(GIVEN INSTRUCTION)
Copy out every line that contains the word "destilado".

(EXTRACTED MATERIAL)
━━━━━━━━

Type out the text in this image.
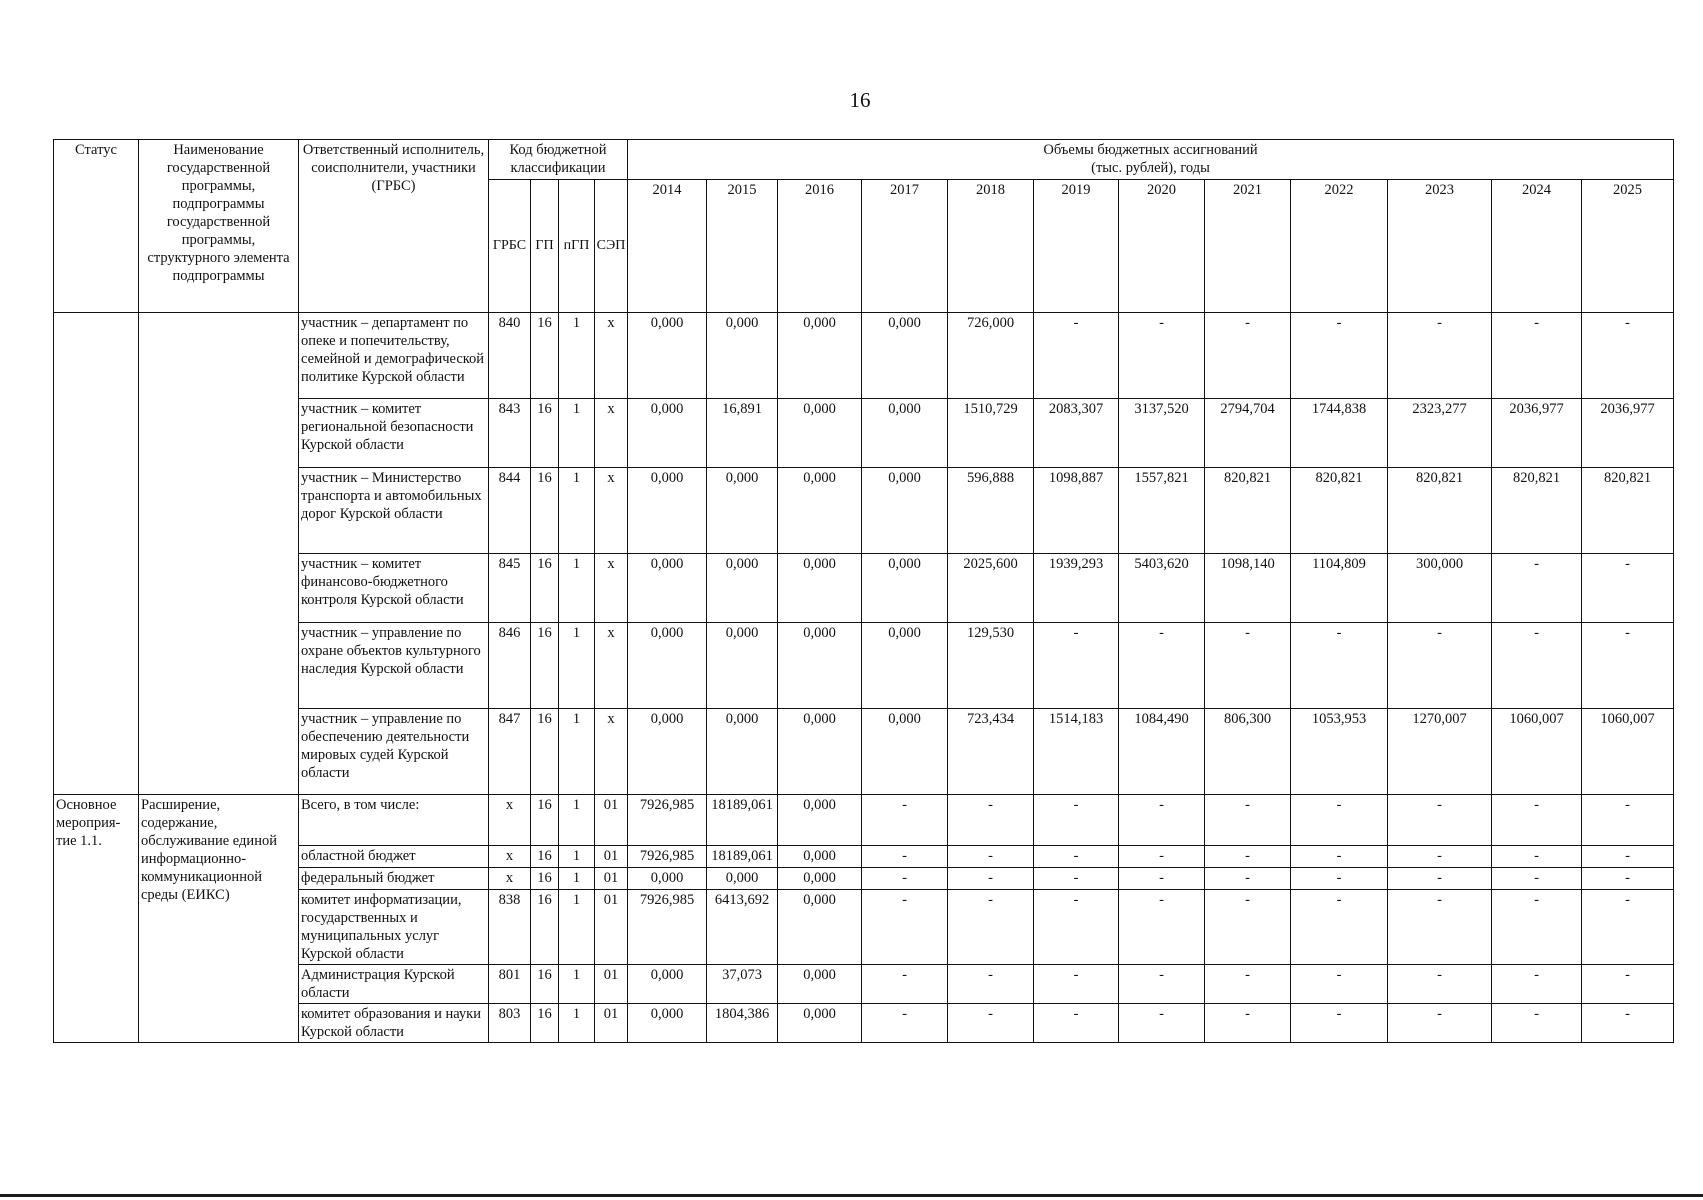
16
Статус	Наименование государственной программы, подпрограммы государственной программы, структурного элемента подпрограммы	Ответственный исполнитель, соисполнители, участники (ГРБС)	Код бюджетной классификации				Объемы бюджетных ассигнований
(тыс. рублей), годы											

			ГРБС	ГП	пГП	СЭП	2014	2015	2016	2017	2018	2019	2020	2021	2022	2023	2024	2025
		участник – департамент по опеке и попечительству, семейной и демографической политике Курской области	840	16	1	х	0,000	0,000	0,000	0,000	726,000	-	-	-	-	-	-	-
		участник – комитет региональной безопасности Курской области	843	16	1	х	0,000	16,891	0,000	0,000	1510,729	2083,307	3137,520	2794,704	1744,838	2323,277	2036,977	2036,977
		участник – Министерство транспорта и автомобильных дорог Курской области	844	16	1	х	0,000	0,000	0,000	0,000	596,888	1098,887	1557,821	820,821	820,821	820,821	820,821	820,821
		участник – комитет финансово-бюджетного контроля Курской области	845	16	1	х	0,000	0,000	0,000	0,000	2025,600	1939,293	5403,620	1098,140	1104,809	300,000	-	-
		участник – управление по охране объектов культурного наследия Курской области	846	16	1	х	0,000	0,000	0,000	0,000	129,530	-	-	-	-	-	-	-
		участник – управление по обеспечению деятельности мировых судей Курской области	847	16	1	х	0,000	0,000	0,000	0,000	723,434	1514,183	1084,490	806,300	1053,953	1270,007	1060,007	1060,007
Основное мероприя-тие 1.1.	Расширение, содержание, обслуживание единой информационно-коммуникационной среды (ЕИКС)	Всего, в том числе:	х	16	1	01	7926,985	18189,061	0,000	-	-	-	-	-	-	-	-	-
		областной бюджет	х	16	1	01	7926,985	18189,061	0,000	-	-	-	-	-	-	-	-	-
		федеральный бюджет	х	16	1	01	0,000	0,000	0,000	-	-	-	-	-	-	-	-	-
		комитет информатизации, государственных и муниципальных услуг Курской области	838	16	1	01	7926,985	6413,692	0,000	-	-	-	-	-	-	-	-	-
		Администрация Курской области	801	16	1	01	0,000	37,073	0,000	-	-	-	-	-	-	-	-	-
		комитет образования и науки Курской области	803	16	1	01	0,000	1804,386	0,000	-	-	-	-	-	-	-	-	-
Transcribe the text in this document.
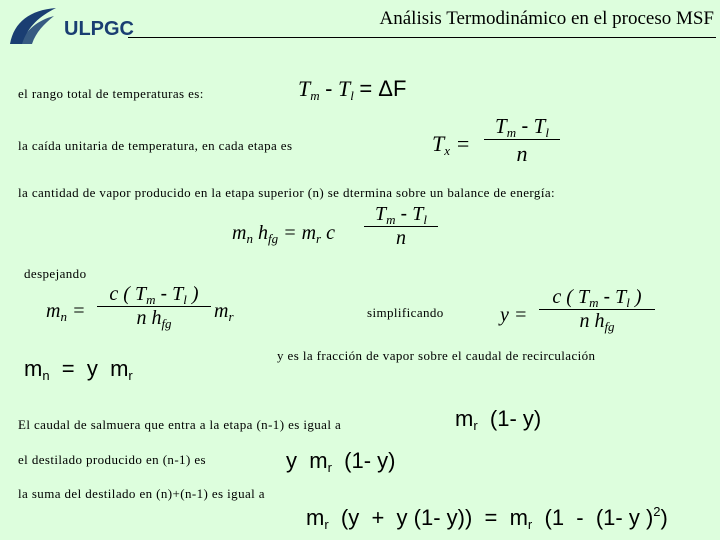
ULPGC	Análisis Termodinámico en el proceso MSF
el rango total de temperaturas es:
la caída unitaria de temperatura, en cada etapa es
la cantidad de vapor producido en la etapa superior (n) se dtermina sobre un balance de energía:
despejando
simplificando
y es la fracción de vapor sobre el caudal de recirculación
El caudal de salmuera que entra a la etapa (n‑1) es igual a
el destilado producido en (n‑1) es
la suma del destilado en (n)+(n‑1) es igual a
Tm - Tl = ΔF
$Tx = \frac{Tm - Tl}{n}$
$m_n$ $h_{fg} = m_r$ c $\frac{T_m - T_l}{n}$
$m_n$ =
c ( $T_m - T_l$ )
n $h_{fg}$
$m_r$	y =
c ( $T_m - T_l$ )
n $h_{fg}$
mn  =  y  mr
mr  (1- y)
y  mr  (1- y)
mr  (y  +  y (1- y))  =  mr  (1  -  (1- y )$^2$)
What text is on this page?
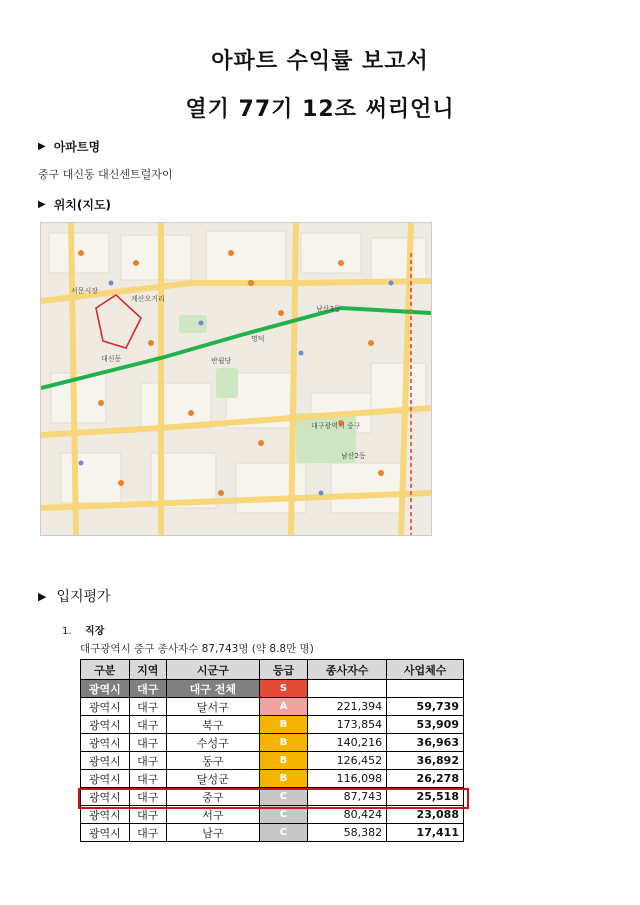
아파트 수익률 보고서
열기 77기 12조 써리언니
▶ 아파트명
중구 대신동 대신센트럴자이
▶ 위치(지도)
남산3동
대구광역시 중구
대신동
남산2동
명덕
반월당
서문시장
계산오거리
▶ 입지평가
1. 직장
대구광역시 중구 종사자수 87,743명 (약 8.8만 명)
구분	지역	시군구	등급	종사자수	사업체수
광역시	대구	대구 전체	S		
광역시	대구	달서구	A	221,394	59,739
광역시	대구	북구	B	173,854	53,909
광역시	대구	수성구	B	140,216	36,963
광역시	대구	동구	B	126,452	36,892
광역시	대구	달성군	B	116,098	26,278
광역시	대구	중구	C	87,743	25,518
광역시	대구	서구	C	80,424	23,088
광역시	대구	남구	C	58,382	17,411
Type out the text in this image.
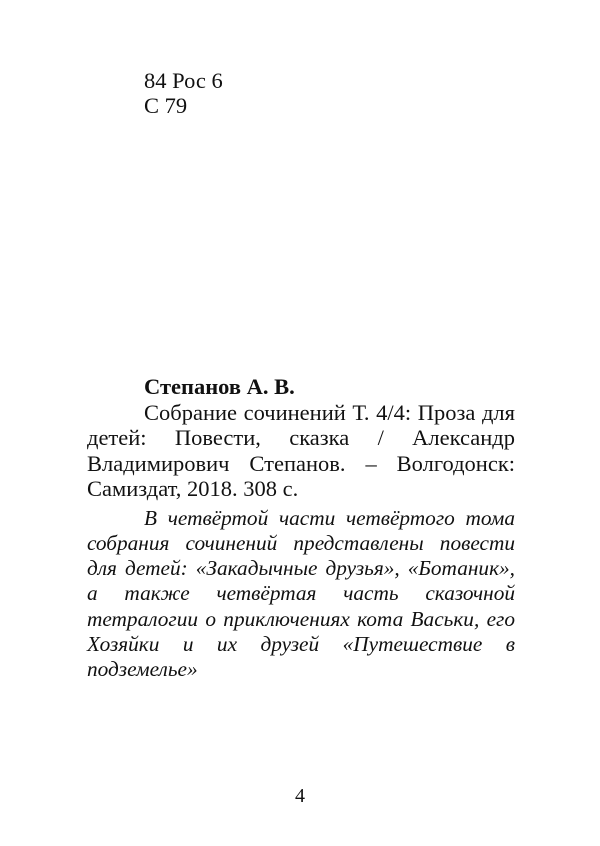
84 Рос 6
С 79
Степанов А. В.

Собрание сочинений Т. 4/4: Проза для детей: Повести, сказка / Александр Владимирович Степанов. – Волгодонск: Самиздат, 2018. 308 с.

В четвёртой части четвёртого тома собрания сочинений представлены повести для детей: «Закадычные друзья», «Ботаник», а также четвёртая часть сказочной тетралогии о приключениях кота Васьки, его Хозяйки и их друзей «Путешествие в подземелье»

4
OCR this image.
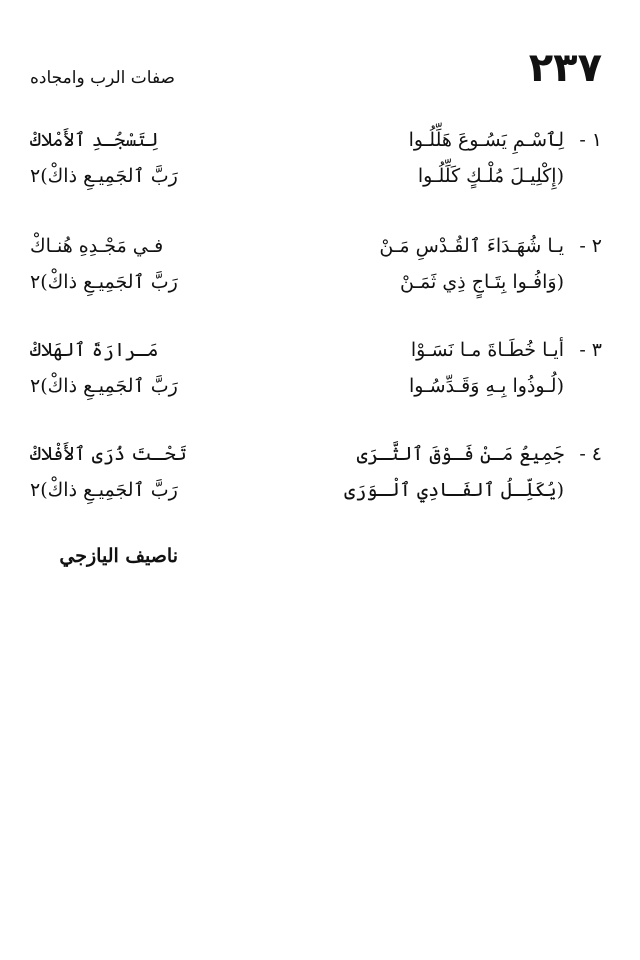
٢٣٧
صفات الرب وامجاده
١ -
لِٱسْـمِ يَسُـوعَ هَلِّلُـوا
لِتَسْجُـدِ ٱلأَمْلاكْ
(إِكْلِيـلَ مُلْـكٍ كَلِّلُـوا
رَبَّ ٱلجَمِيـعِ ذاكْ)٢
٢ -
يـا شُهَـدَاءَ ٱلقُـدْسِ مَـنْ
فـي مَجْـدِهِ هُنـاكْ
(وَافُـوا بِتَـاجٍ ذِي ثَمَـنْ
رَبَّ ٱلجَمِيـعِ ذاكْ)٢
٣ -
أيـا خُطَـاةَ مـا نَسَـوْا
مَـرارَةَ ٱلهَلاكْ
(لُـوذُوا بِـهِ وَقَـدِّسُـوا
رَبَّ ٱلجَمِيـعِ ذاكْ)٢
٤ -
جَمِيعُ مَـنْ فَـوْقَ ٱلثَّـرَى
تَحْـتَ ذُرَى ٱلأَفْلاكْ
(يُكَلِّـلُ ٱلفَـادِي ٱلْـوَرَى
رَبَّ ٱلجَمِيـعِ ذاكْ)٢
ناصيف اليازجي
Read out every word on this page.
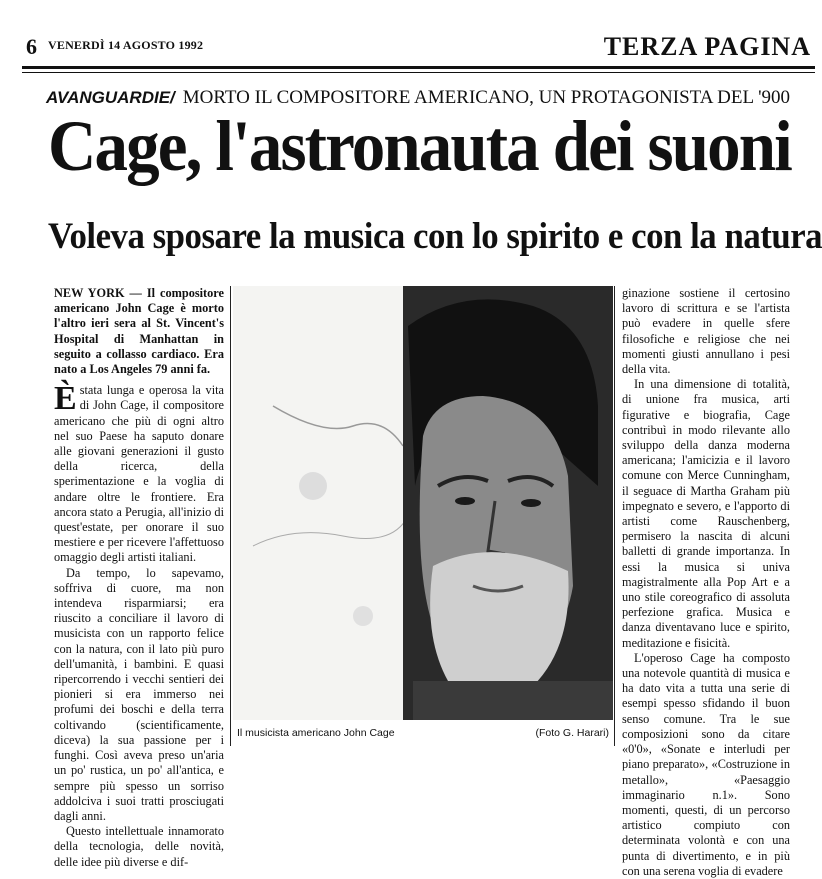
6 VENERDÌ 14 AGOSTO 1992	TERZA PAGINA
AVANGUARDIE/ MORTO IL COMPOSITORE AMERICANO, UN PROTAGONISTA DEL '900
Cage, l'astronauta dei suoni
Voleva sposare la musica con lo spirito e con la natura

NEW YORK — Il compositore americano John Cage è morto l'altro ieri sera al St. Vincent's Hospital di Manhattan in seguito a collasso cardiaco. Era nato a Los Angeles 79 anni fa.

È stata lunga e operosa la vita di John Cage, il compositore americano che più di ogni altro nel suo Paese ha saputo donare alle giovani generazioni il gusto della ricerca, della sperimentazione e la voglia di andare oltre le frontiere. Era ancora stato a Perugia, all'inizio di quest'estate, per onorare il suo mestiere e per ricevere l'affettuoso omaggio degli artisti italiani.

Da tempo, lo sapevamo, soffriva di cuore, ma non intendeva risparmiarsi; era riuscito a conciliare il lavoro di musicista con un rapporto felice con la natura, con il lato più puro dell'umanità, i bambini. E quasi ripercorrendo i vecchi sentieri dei pionieri si era immerso nei profumi dei boschi e della terra coltivando (scientificamente, diceva) la sua passione per i funghi. Così aveva preso un'aria un po' rustica, un po' all'antica, e sempre più spesso un sorriso addolciva i suoi tratti prosciugati dagli anni.

Questo intellettuale innamorato della tecnologia, delle novità, delle idee più diverse e dif-

Il musicista americano John Cage	(Foto G. Harari)

ginazione sostiene il certosino lavoro di scrittura e se l'artista può evadere in quelle sfere filosofiche e religiose che nei momenti giusti annullano i pesi della vita.

In una dimensione di totalità, di unione fra musica, arti figurative e biografia, Cage contribuì in modo rilevante allo sviluppo della danza moderna americana; l'amicizia e il lavoro comune con Merce Cunningham, il seguace di Martha Graham più impegnato e severo, e l'apporto di artisti come Rauschenberg, permisero la nascita di alcuni balletti di grande importanza. In essi la musica si univa magistralmente alla Pop Art e a uno stile coreografico di assoluta perfezione grafica. Musica e danza diventavano luce e spirito, meditazione e fisicità.

L'operoso Cage ha composto una notevole quantità di musica e ha dato vita a tutta una serie di esempi spesso sfidando il buon senso comune. Tra le sue composizioni sono da citare «0'0», «Sonate e interludi per piano preparato», «Costruzione in metallo», «Paesaggio immaginario n.1». Sono momenti, questi, di un percorso artistico compiuto con determinata volontà e con una punta di divertimento, e in più con una serena voglia di evadere
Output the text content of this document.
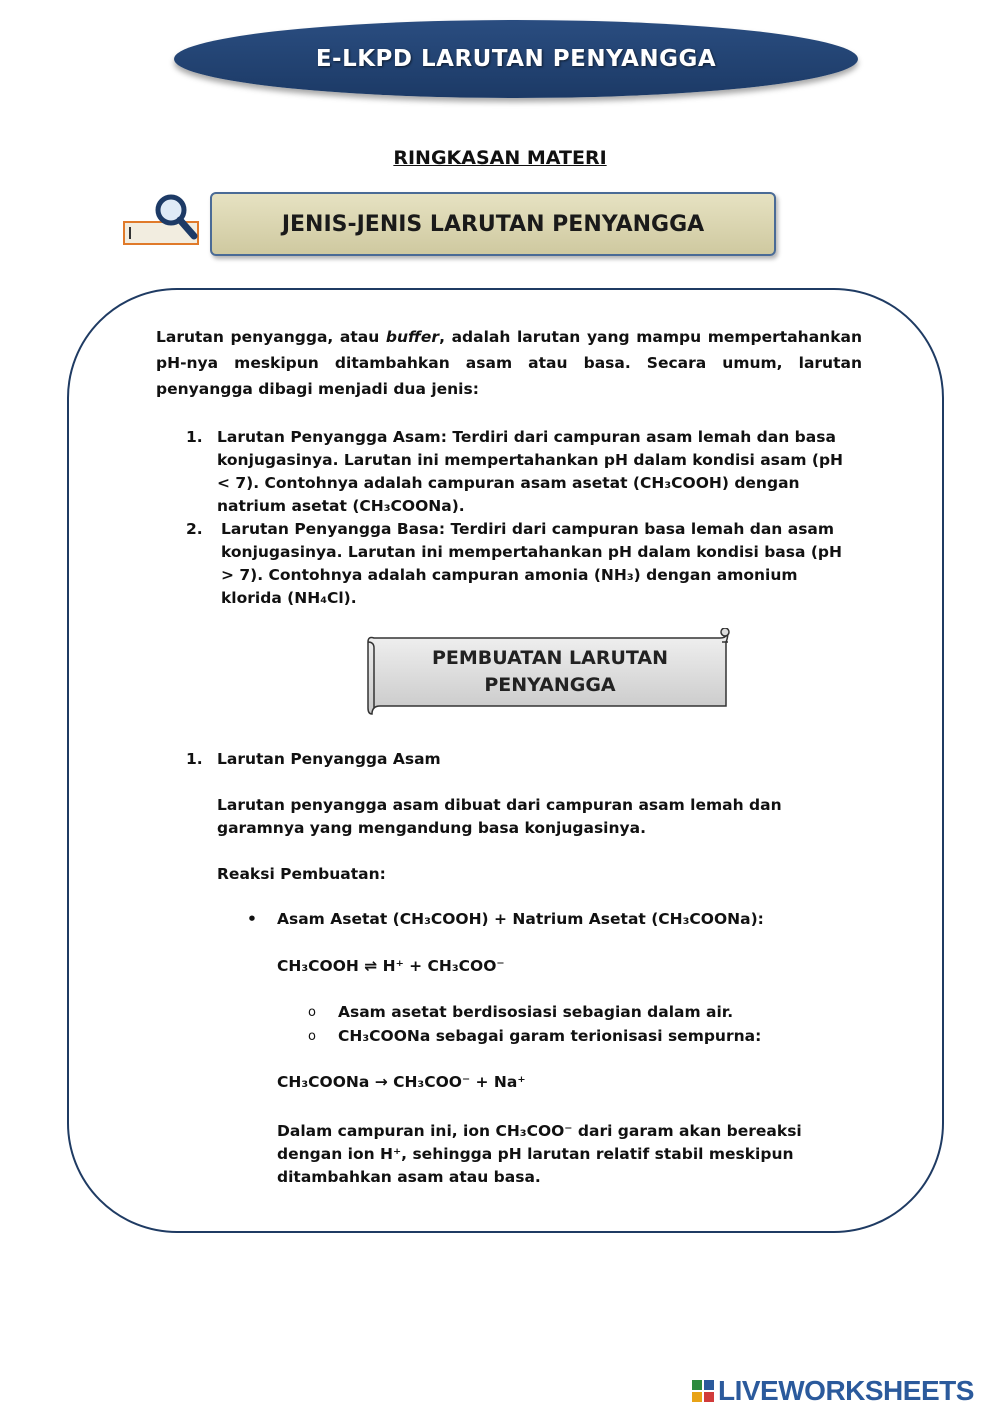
E-LKPD LARUTAN PENYANGGA
RINGKASAN MATERI
JENIS-JENIS LARUTAN PENYANGGA
Larutan penyangga, atau buffer, adalah larutan yang mampu mempertahankan pH-nya meskipun ditambahkan asam atau basa. Secara umum, larutan penyangga dibagi menjadi dua jenis:
1. Larutan Penyangga Asam: Terdiri dari campuran asam lemah dan basa konjugasinya. Larutan ini mempertahankan pH dalam kondisi asam (pH < 7). Contohnya adalah campuran asam asetat (CH₃COOH) dengan natrium asetat (CH₃COONa).
2. Larutan Penyangga Basa: Terdiri dari campuran basa lemah dan asam konjugasinya. Larutan ini mempertahankan pH dalam kondisi basa (pH > 7). Contohnya adalah campuran amonia (NH₃) dengan amonium klorida (NH₄Cl).
PEMBUATAN LARUTAN
PENYANGGA
1. Larutan Penyangga Asam
Larutan penyangga asam dibuat dari campuran asam lemah dan garamnya yang mengandung basa konjugasinya.
Reaksi Pembuatan:
• Asam Asetat (CH₃COOH) + Natrium Asetat (CH₃COONa):
CH₃COOH ⇌ H⁺ + CH₃COO⁻
o Asam asetat berdisosiasi sebagian dalam air.
o CH₃COONa sebagai garam terionisasi sempurna:
CH₃COONa → CH₃COO⁻ + Na⁺
Dalam campuran ini, ion CH₃COO⁻ dari garam akan bereaksi dengan ion H⁺, sehingga pH larutan relatif stabil meskipun ditambahkan asam atau basa.
LIVEWORKSHEETS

━━━━━━━━

(EXPECTED ANSWER)
el destilado producido en (n‑1) es
la suma del destilado en (n)+(n‑1) es igual a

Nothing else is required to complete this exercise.